SUPPLIED RECORDS:
------

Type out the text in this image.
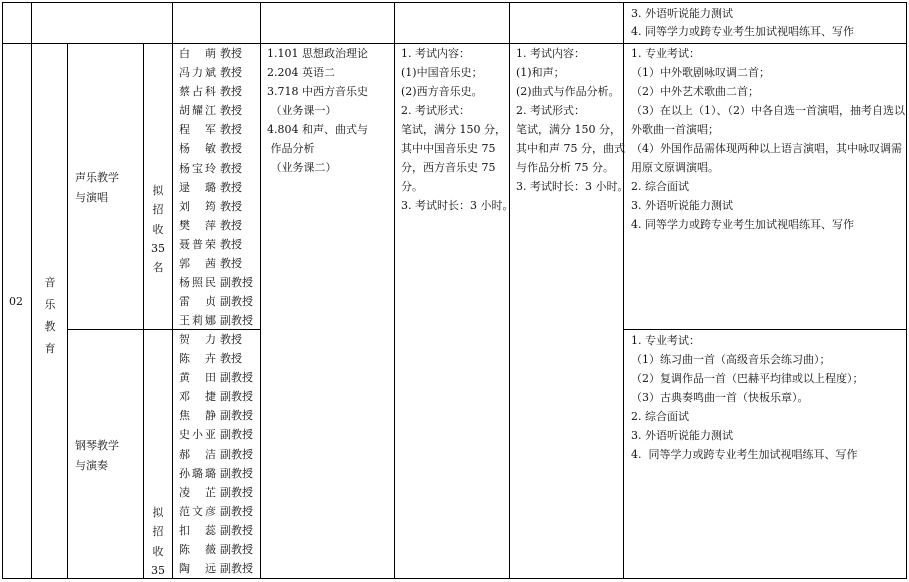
3. 外语听说能力测试
4. 同等学力或跨专业考生加试视唱练耳、写作
02
音
乐
教
育
声乐教学
与演唱
拟
招
收
35
名
白萌 教授
冯力斌 教授
蔡占科 教授
胡耀江 教授
程军 教授
杨敏 教授
杨宝玲 教授
逯璐 教授
刘筠 教授
樊萍 教授
聂普荣 教授
郭茜 教授
杨照民 副教授
雷贞 副教授
王莉娜 副教授
1.101 思想政治理论
2.204 英语二
3.718 中西方音乐史
（业务课一）
4.804 和声、曲式与
作品分析
（业务课二）
1. 考试内容：
(1)中国音乐史；
(2)西方音乐史。
2. 考试形式：
笔试，满分 150 分，
其中中国音乐史 75
分，西方音乐史 75
分。
3. 考试时长：3 小时。
1. 考试内容：
(1)和声；
(2)曲式与作品分析。
2. 考试形式：
笔试，满分 150 分，
其中和声 75 分，曲式
与作品分析 75 分。
3. 考试时长：3 小时。
1. 专业考试：
（1）中外歌剧咏叹调二首；
（2）中外艺术歌曲二首；
（3）在以上（1）、（2）中各自选一首演唱，抽考自选以
外歌曲一首演唱；
（4）外国作品需体现两种以上语言演唱，其中咏叹调需
用原文原调演唱。
2. 综合面试
3. 外语听说能力测试
4. 同等学力或跨专业考生加试视唱练耳、写作
钢琴教学
与演奏
拟
招
收
35
贺力 教授
陈卉 教授
黄田 副教授
邓捷 副教授
焦静 副教授
史小亚 副教授
郝洁 副教授
孙璐璐 副教授
凌芷 副教授
范文彦 副教授
扣蕊 副教授
陈薇 副教授
陶远 副教授
1. 专业考试：
（1）练习曲一首（高级音乐会练习曲）；
（2）复调作品一首（巴赫平均律或以上程度）；
（3）古典奏鸣曲一首（快板乐章）。
2. 综合面试
3. 外语听说能力测试
4.  同等学力或跨专业考生加试视唱练耳、写作
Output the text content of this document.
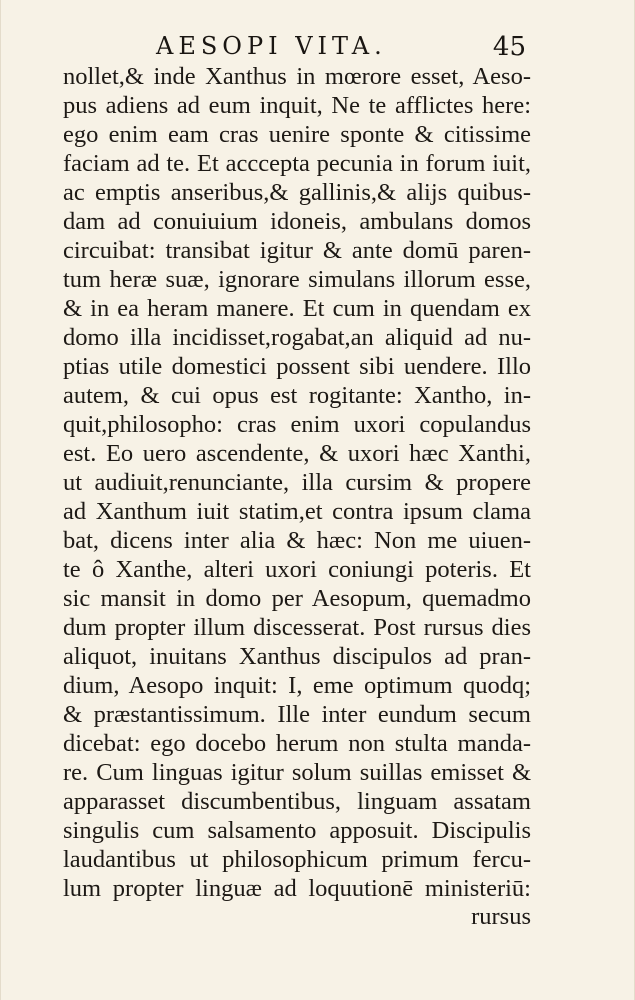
AESOPI VITA.	45
nollet,& inde Xanthus in mœrore esset, Aeso-
pus adiens ad eum inquit, Ne te afflictes here:
ego enim eam cras uenire sponte & citissime
faciam ad te. Et acccepta pecunia in forum iuit,
ac emptis anseribus,& gallinis,& alijs quibus-
dam ad conuiuium idoneis, ambulans domos
circuibat: transibat igitur & ante domū paren-
tum heræ suæ, ignorare simulans illorum esse,
& in ea heram manere. Et cum in quendam ex
domo illa incidisset,rogabat,an aliquid ad nu-
ptias utile domestici possent sibi uendere. Illo
autem, & cui opus est rogitante: Xantho, in-
quit,philosopho: cras enim uxori copulandus
est. Eo uero ascendente, & uxori hæc Xanthi,
ut audiuit,renunciante, illa cursim & propere
ad Xanthum iuit statim,et contra ipsum clama
bat, dicens inter alia & hæc: Non me uiuen-
te ô Xanthe, alteri uxori coniungi poteris. Et
sic mansit in domo per Aesopum, quemadmo
dum propter illum discesserat. Post rursus dies
aliquot, inuitans Xanthus discipulos ad pran-
dium, Aesopo inquit: I, eme optimum quodq;
& præstantissimum. Ille inter eundum secum
dicebat: ego docebo herum non stulta manda-
re. Cum linguas igitur solum suillas emisset &
apparasset discumbentibus, linguam assatam
singulis cum salsamento apposuit. Discipulis
laudantibus ut philosophicum primum fercu-
lum propter linguæ ad loquutionē ministeriū:
rursus
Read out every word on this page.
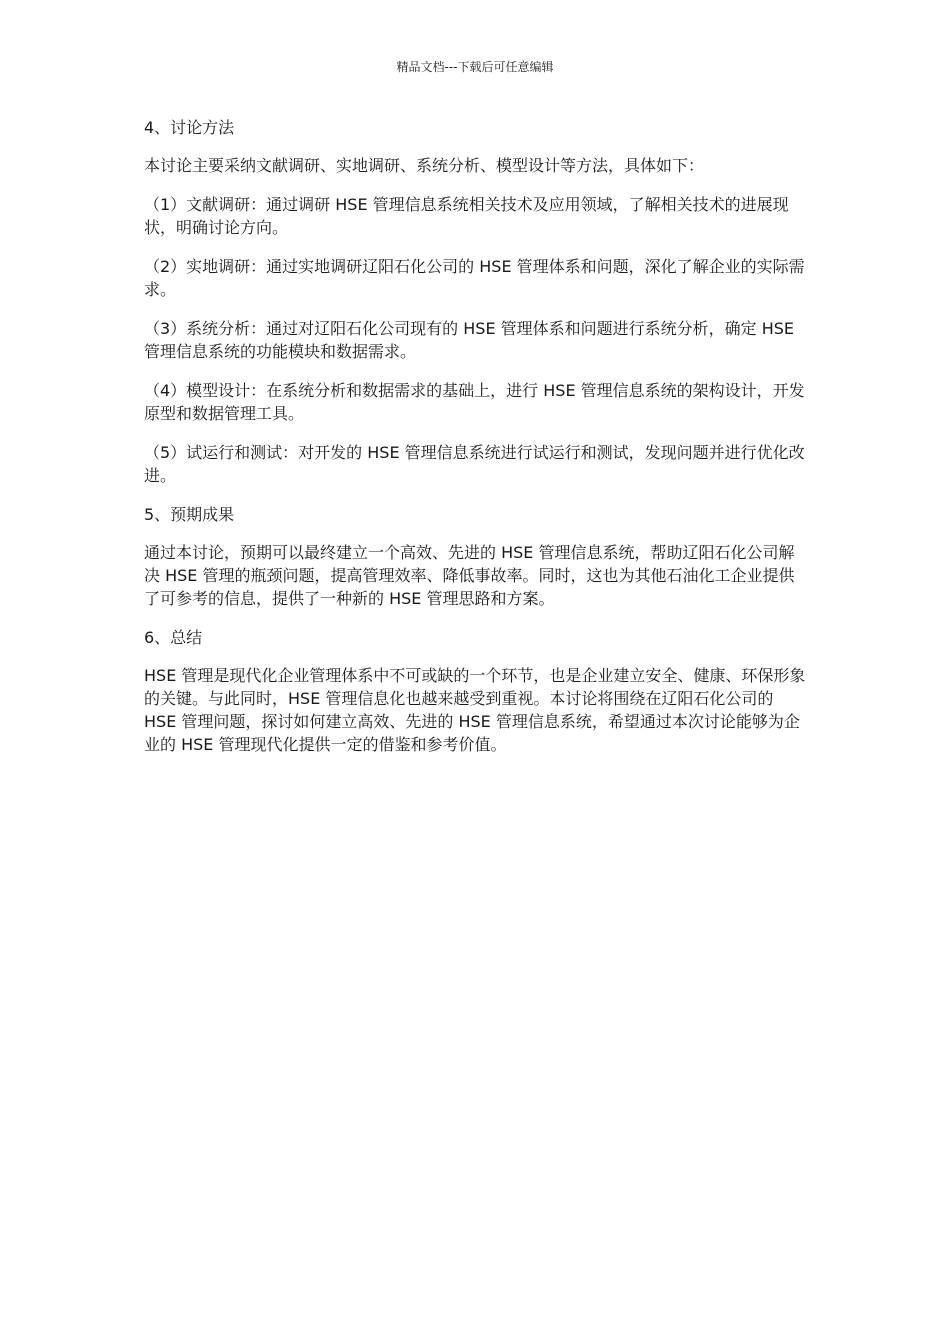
精品文档---下载后可任意编辑

4、讨论方法

本讨论主要采纳文献调研、实地调研、系统分析、模型设计等方法，具体如下：

（1）文献调研：通过调研 HSE 管理信息系统相关技术及应用领域，了解相关技术的进展现状，明确讨论方向。

（2）实地调研：通过实地调研辽阳石化公司的 HSE 管理体系和问题，深化了解企业的实际需求。

（3）系统分析：通过对辽阳石化公司现有的 HSE 管理体系和问题进行系统分析，确定 HSE 管理信息系统的功能模块和数据需求。

（4）模型设计：在系统分析和数据需求的基础上，进行 HSE 管理信息系统的架构设计，开发原型和数据管理工具。

（5）试运行和测试：对开发的 HSE 管理信息系统进行试运行和测试，发现问题并进行优化改进。

5、预期成果

通过本讨论，预期可以最终建立一个高效、先进的 HSE 管理信息系统，帮助辽阳石化公司解决 HSE 管理的瓶颈问题，提高管理效率、降低事故率。同时，这也为其他石油化工企业提供了可参考的信息，提供了一种新的 HSE 管理思路和方案。

6、总结

HSE 管理是现代化企业管理体系中不可或缺的一个环节，也是企业建立安全、健康、环保形象的关键。与此同时，HSE 管理信息化也越来越受到重视。本讨论将围绕在辽阳石化公司的 HSE 管理问题，探讨如何建立高效、先进的 HSE 管理信息系统，希望通过本次讨论能够为企业的 HSE 管理现代化提供一定的借鉴和参考价值。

------

EXERCISE DESCRIPTION:
Write out exactly the lines beginning with the line that holds "Read out every word on this page." and ending with the final line of the data, both ends included, without the pictures.

PROBLEM SOLUTION:
Read out every word on this page.
精品文档---下载后可任意编辑

4、讨论方法

本讨论主要采纳文献调研、实地调研、系统分析、模型设计等方法，具体如下：

（1）文献调研：通过调研 HSE 管理信息系统相关技术及应用领域，了解相关技术的进展现状，明确讨论方向。

（2）实地调研：通过实地调研辽阳石化公司的 HSE 管理体系和问题，深化了解企业的实际需求。

（3）系统分析：通过对辽阳石化公司现有的 HSE 管理体系和问题进行系统分析，确定 HSE 管理信息系统的功能模块和数据需求。

（4）模型设计：在系统分析和数据需求的基础上，进行 HSE 管理信息系统的架构设计，开发原型和数据管理工具。

（5）试运行和测试：对开发的 HSE 管理信息系统进行试运行和测试，发现问题并进行优化改进。

5、预期成果

通过本讨论，预期可以最终建立一个高效、先进的 HSE 管理信息系统，帮助辽阳石化公司解决 HSE 管理的瓶颈问题，提高管理效率、降低事故率。同时，这也为其他石油化工企业提供了可参考的信息，提供了一种新的 HSE 管理思路和方案。

6、总结

HSE 管理是现代化企业管理体系中不可或缺的一个环节，也是企业建立安全、健康、环保形象的关键。与此同时，HSE 管理信息化也越来越受到重视。本讨论将围绕在辽阳石化公司的 HSE 管理问题，探讨如何建立高效、先进的 HSE 管理信息系统，希望通过本次讨论能够为企业的 HSE 管理现代化提供一定的借鉴和参考价值。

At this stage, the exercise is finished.